▶ _Work to do_: Retype each record shown below, leaving every character as it is.
╭─ Input rows
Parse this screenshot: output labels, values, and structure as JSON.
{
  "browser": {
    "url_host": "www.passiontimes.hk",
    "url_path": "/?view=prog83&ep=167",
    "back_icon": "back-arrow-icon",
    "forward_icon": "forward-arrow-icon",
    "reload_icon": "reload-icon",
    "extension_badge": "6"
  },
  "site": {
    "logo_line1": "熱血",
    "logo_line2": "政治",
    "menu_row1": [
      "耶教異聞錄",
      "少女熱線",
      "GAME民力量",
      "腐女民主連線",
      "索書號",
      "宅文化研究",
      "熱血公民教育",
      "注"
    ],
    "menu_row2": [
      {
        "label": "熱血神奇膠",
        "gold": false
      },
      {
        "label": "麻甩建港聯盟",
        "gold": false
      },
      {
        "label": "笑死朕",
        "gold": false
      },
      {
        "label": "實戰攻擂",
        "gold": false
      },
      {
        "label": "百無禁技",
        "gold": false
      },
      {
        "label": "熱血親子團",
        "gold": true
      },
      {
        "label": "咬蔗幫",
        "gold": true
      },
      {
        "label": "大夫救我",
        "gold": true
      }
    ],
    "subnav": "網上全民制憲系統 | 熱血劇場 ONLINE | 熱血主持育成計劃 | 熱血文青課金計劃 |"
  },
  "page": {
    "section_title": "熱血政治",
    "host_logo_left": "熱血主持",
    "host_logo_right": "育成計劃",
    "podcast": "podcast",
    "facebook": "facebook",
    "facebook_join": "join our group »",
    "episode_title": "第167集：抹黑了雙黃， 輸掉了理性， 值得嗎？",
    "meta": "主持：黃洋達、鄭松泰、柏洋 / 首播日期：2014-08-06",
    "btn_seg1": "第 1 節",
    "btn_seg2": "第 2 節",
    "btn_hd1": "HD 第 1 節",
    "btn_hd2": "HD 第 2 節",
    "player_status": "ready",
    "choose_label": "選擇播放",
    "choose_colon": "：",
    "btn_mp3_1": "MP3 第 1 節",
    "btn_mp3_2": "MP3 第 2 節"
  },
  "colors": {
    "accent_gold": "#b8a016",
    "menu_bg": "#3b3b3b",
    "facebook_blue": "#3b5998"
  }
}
╰─
▶ _Written response_:
Parse this screenshot: output labels, values, and structure as JSON.
{
  "browser": {
    "url_host": "www.passiontimes.hk",
    "url_path": "/?view=prog83&ep=167",
    "back_icon": "back-arrow-icon",
    "forward_icon": "forward-arrow-icon",
    "reload_icon": "reload-icon",
    "extension_badge": "6"
  },
  "site": {
    "logo_line1": "熱血",
    "logo_line2": "政治",
    "menu_row1": [
      "耶教異聞錄",
      "少女熱線",
      "GAME民力量",
      "腐女民主連線",
      "索書號",
      "宅文化研究",
      "熱血公民教育",
      "注"
    ],
    "menu_row2": [
      {
        "label": "熱血神奇膠",
        "gold": false
      },
      {
        "label": "麻甩建港聯盟",
        "gold": false
      },
      {
        "label": "笑死朕",
        "gold": false
      },
      {
        "label": "實戰攻擂",
        "gold": false
      },
      {
        "label": "百無禁技",
        "gold": false
      },
      {
        "label": "熱血親子團",
        "gold": true
      },
      {
        "label": "咬蔗幫",
        "gold": true
      },
      {
        "label": "大夫救我",
        "gold": true
      }
    ],
    "subnav": "網上全民制憲系統 | 熱血劇場 ONLINE | 熱血主持育成計劃 | 熱血文青課金計劃 |"
  },
  "page": {
    "section_title": "熱血政治",
    "host_logo_left": "熱血主持",
    "host_logo_right": "育成計劃",
    "podcast": "podcast",
    "facebook": "facebook",
    "facebook_join": "join our group »",
    "episode_title": "第167集：抹黑了雙黃， 輸掉了理性， 值得嗎？",
    "meta": "主持：黃洋達、鄭松泰、柏洋 / 首播日期：2014-08-06",
    "btn_seg1": "第 1 節",
    "btn_seg2": "第 2 節",
    "btn_hd1": "HD 第 1 節",
    "btn_hd2": "HD 第 2 節",
    "player_status": "ready",
    "choose_label": "選擇播放",
    "choose_colon": "：",
    "btn_mp3_1": "MP3 第 1 節",
    "btn_mp3_2": "MP3 第 2 節"
  },
  "colors": {
    "accent_gold": "#b8a016",
    "menu_bg": "#3b3b3b",
    "facebook_blue": "#3b5998"
  }
}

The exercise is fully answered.